◆ **Items**:
•••
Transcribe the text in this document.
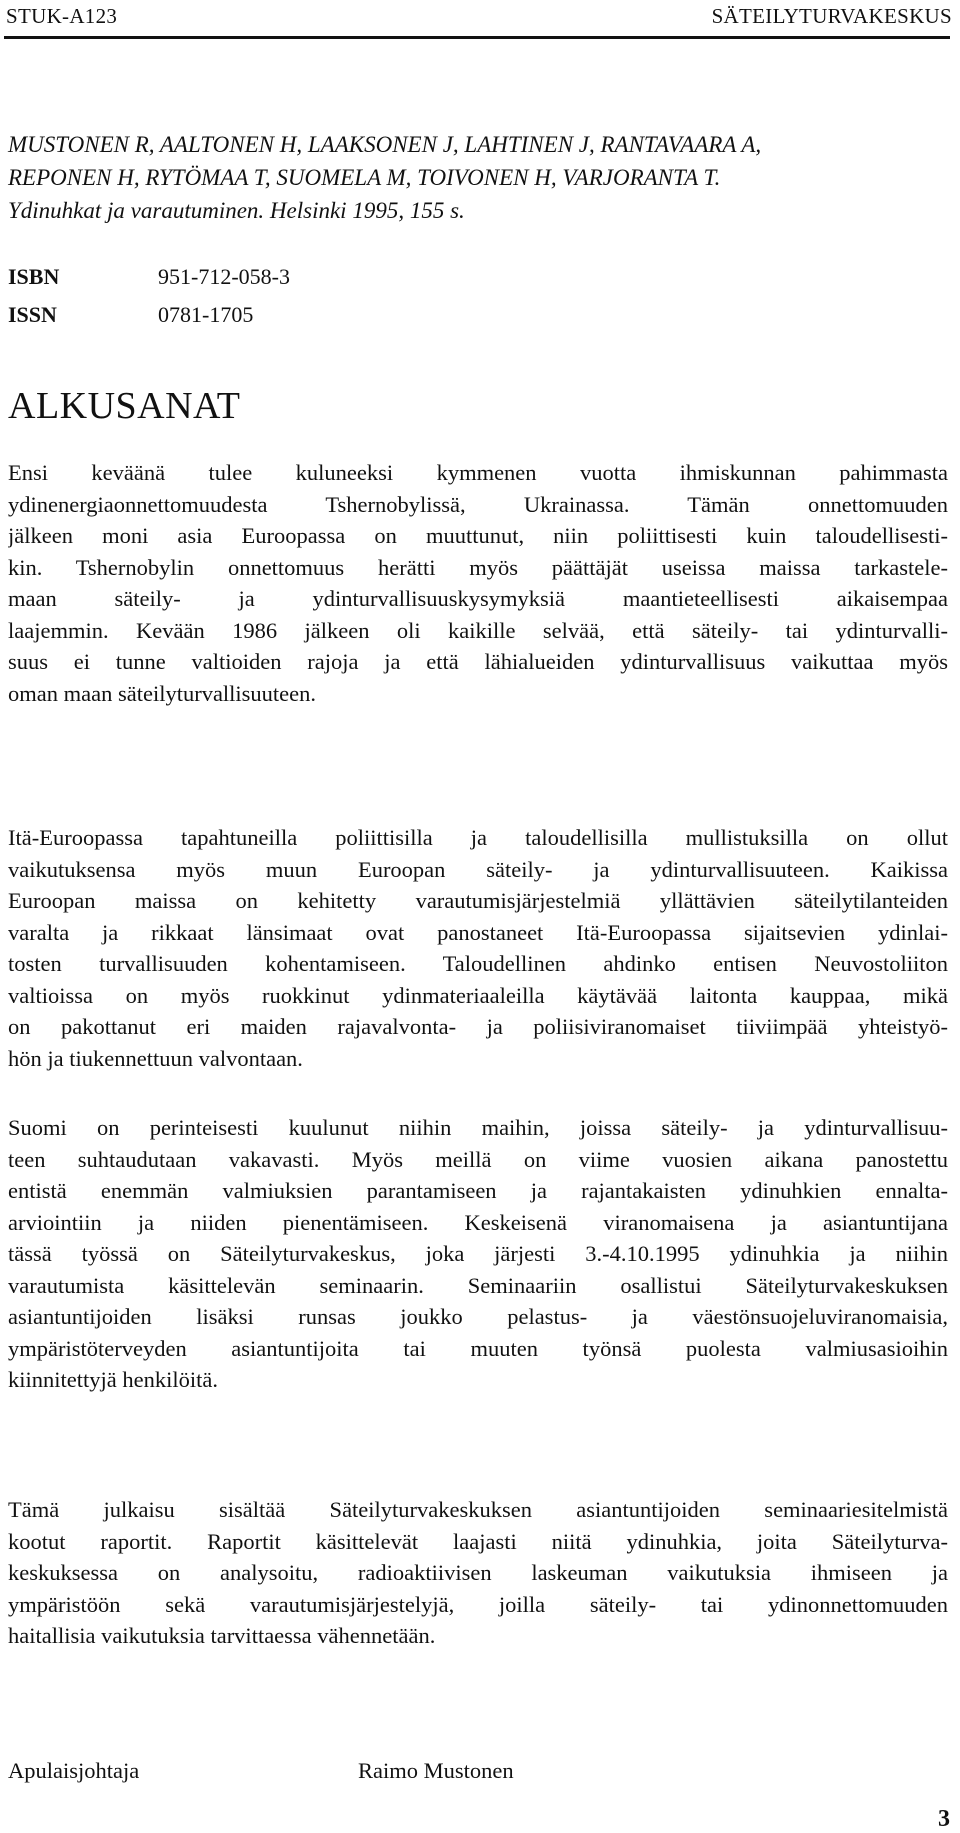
STUK-A123	SÄTEILYTURVAKESKUS
MUSTONEN R, AALTONEN H, LAAKSONEN J, LAHTINEN J, RANTAVAARA A,
REPONEN H, RYTÖMAA T, SUOMELA M, TOIVONEN H, VARJORANTA T.
Ydinuhkat ja varautuminen. Helsinki 1995, 155 s.
ISBN	951-712-058-3
ISSN	0781-1705
ALKUSANAT
Ensi keväänä tulee kuluneeksi kymmenen vuotta ihmiskunnan pahimmasta
ydinenergiaonnettomuudesta Tshernobylissä, Ukrainassa. Tämän onnettomuuden
jälkeen moni asia Euroopassa on muuttunut, niin poliittisesti kuin taloudellisesti-
kin. Tshernobylin onnettomuus herätti myös päättäjät useissa maissa tarkastele-
maan säteily- ja ydinturvallisuuskysymyksiä maantieteellisesti aikaisempaa
laajemmin. Kevään 1986 jälkeen oli kaikille selvää, että säteily- tai ydinturvalli-
suus ei tunne valtioiden rajoja ja että lähialueiden ydinturvallisuus vaikuttaa myös
oman maan säteilyturvallisuuteen.
Itä-Euroopassa tapahtuneilla poliittisilla ja taloudellisilla mullistuksilla on ollut
vaikutuksensa myös muun Euroopan säteily- ja ydinturvallisuuteen. Kaikissa
Euroopan maissa on kehitetty varautumisjärjestelmiä yllättävien säteilytilanteiden
varalta ja rikkaat länsimaat ovat panostaneet Itä-Euroopassa sijaitsevien ydinlai-
tosten turvallisuuden kohentamiseen. Taloudellinen ahdinko entisen Neuvostoliiton
valtioissa on myös ruokkinut ydinmateriaaleilla käytävää laitonta kauppaa, mikä
on pakottanut eri maiden rajavalvonta- ja poliisiviranomaiset tiiviimpää yhteistyö-
hön ja tiukennettuun valvontaan.
Suomi on perinteisesti kuulunut niihin maihin, joissa säteily- ja ydinturvallisuu-
teen suhtaudutaan vakavasti. Myös meillä on viime vuosien aikana panostettu
entistä enemmän valmiuksien parantamiseen ja rajantakaisten ydinuhkien ennalta-
arviointiin ja niiden pienentämiseen. Keskeisenä viranomaisena ja asiantuntijana
tässä työssä on Säteilyturvakeskus, joka järjesti 3.-4.10.1995 ydinuhkia ja niihin
varautumista käsittelevän seminaarin. Seminaariin osallistui Säteilyturvakeskuksen
asiantuntijoiden lisäksi runsas joukko pelastus- ja väestönsuojeluviranomaisia,
ympäristöterveyden asiantuntijoita tai muuten työnsä puolesta valmiusasioihin
kiinnitettyjä henkilöitä.
Tämä julkaisu sisältää Säteilyturvakeskuksen asiantuntijoiden seminaariesitelmistä
kootut raportit. Raportit käsittelevät laajasti niitä ydinuhkia, joita Säteilyturva-
keskuksessa on analysoitu, radioaktiivisen laskeuman vaikutuksia ihmiseen ja
ympäristöön sekä varautumisjärjestelyjä, joilla säteily- tai ydinonnettomuuden
haitallisia vaikutuksia tarvittaessa vähennetään.
Apulaisjohtaja	Raimo Mustonen
3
•••
◆ **Exercise brief**:
Transcribe the records above verbatim. Do not carry over any picture.

◆ **Reply to the exercise**:
Transcribe the text in this document.
STUK-A123	SÄTEILYTURVAKESKUS
MUSTONEN R, AALTONEN H, LAAKSONEN J, LAHTINEN J, RANTAVAARA A,
REPONEN H, RYTÖMAA T, SUOMELA M, TOIVONEN H, VARJORANTA T.
Ydinuhkat ja varautuminen. Helsinki 1995, 155 s.
ISBN	951-712-058-3
ISSN	0781-1705
ALKUSANAT
Ensi keväänä tulee kuluneeksi kymmenen vuotta ihmiskunnan pahimmasta
ydinenergiaonnettomuudesta Tshernobylissä, Ukrainassa. Tämän onnettomuuden
jälkeen moni asia Euroopassa on muuttunut, niin poliittisesti kuin taloudellisesti-
kin. Tshernobylin onnettomuus herätti myös päättäjät useissa maissa tarkastele-
maan säteily- ja ydinturvallisuuskysymyksiä maantieteellisesti aikaisempaa
laajemmin. Kevään 1986 jälkeen oli kaikille selvää, että säteily- tai ydinturvalli-
suus ei tunne valtioiden rajoja ja että lähialueiden ydinturvallisuus vaikuttaa myös
oman maan säteilyturvallisuuteen.
Itä-Euroopassa tapahtuneilla poliittisilla ja taloudellisilla mullistuksilla on ollut
vaikutuksensa myös muun Euroopan säteily- ja ydinturvallisuuteen. Kaikissa
Euroopan maissa on kehitetty varautumisjärjestelmiä yllättävien säteilytilanteiden
varalta ja rikkaat länsimaat ovat panostaneet Itä-Euroopassa sijaitsevien ydinlai-
tosten turvallisuuden kohentamiseen. Taloudellinen ahdinko entisen Neuvostoliiton
valtioissa on myös ruokkinut ydinmateriaaleilla käytävää laitonta kauppaa, mikä
on pakottanut eri maiden rajavalvonta- ja poliisiviranomaiset tiiviimpää yhteistyö-
hön ja tiukennettuun valvontaan.
Suomi on perinteisesti kuulunut niihin maihin, joissa säteily- ja ydinturvallisuu-
teen suhtaudutaan vakavasti. Myös meillä on viime vuosien aikana panostettu
entistä enemmän valmiuksien parantamiseen ja rajantakaisten ydinuhkien ennalta-
arviointiin ja niiden pienentämiseen. Keskeisenä viranomaisena ja asiantuntijana
tässä työssä on Säteilyturvakeskus, joka järjesti 3.-4.10.1995 ydinuhkia ja niihin
varautumista käsittelevän seminaarin. Seminaariin osallistui Säteilyturvakeskuksen
asiantuntijoiden lisäksi runsas joukko pelastus- ja väestönsuojeluviranomaisia,
ympäristöterveyden asiantuntijoita tai muuten työnsä puolesta valmiusasioihin
kiinnitettyjä henkilöitä.
Tämä julkaisu sisältää Säteilyturvakeskuksen asiantuntijoiden seminaariesitelmistä
kootut raportit. Raportit käsittelevät laajasti niitä ydinuhkia, joita Säteilyturva-
keskuksessa on analysoitu, radioaktiivisen laskeuman vaikutuksia ihmiseen ja
ympäristöön sekä varautumisjärjestelyjä, joilla säteily- tai ydinonnettomuuden
haitallisia vaikutuksia tarvittaessa vähennetään.
Apulaisjohtaja	Raimo Mustonen
3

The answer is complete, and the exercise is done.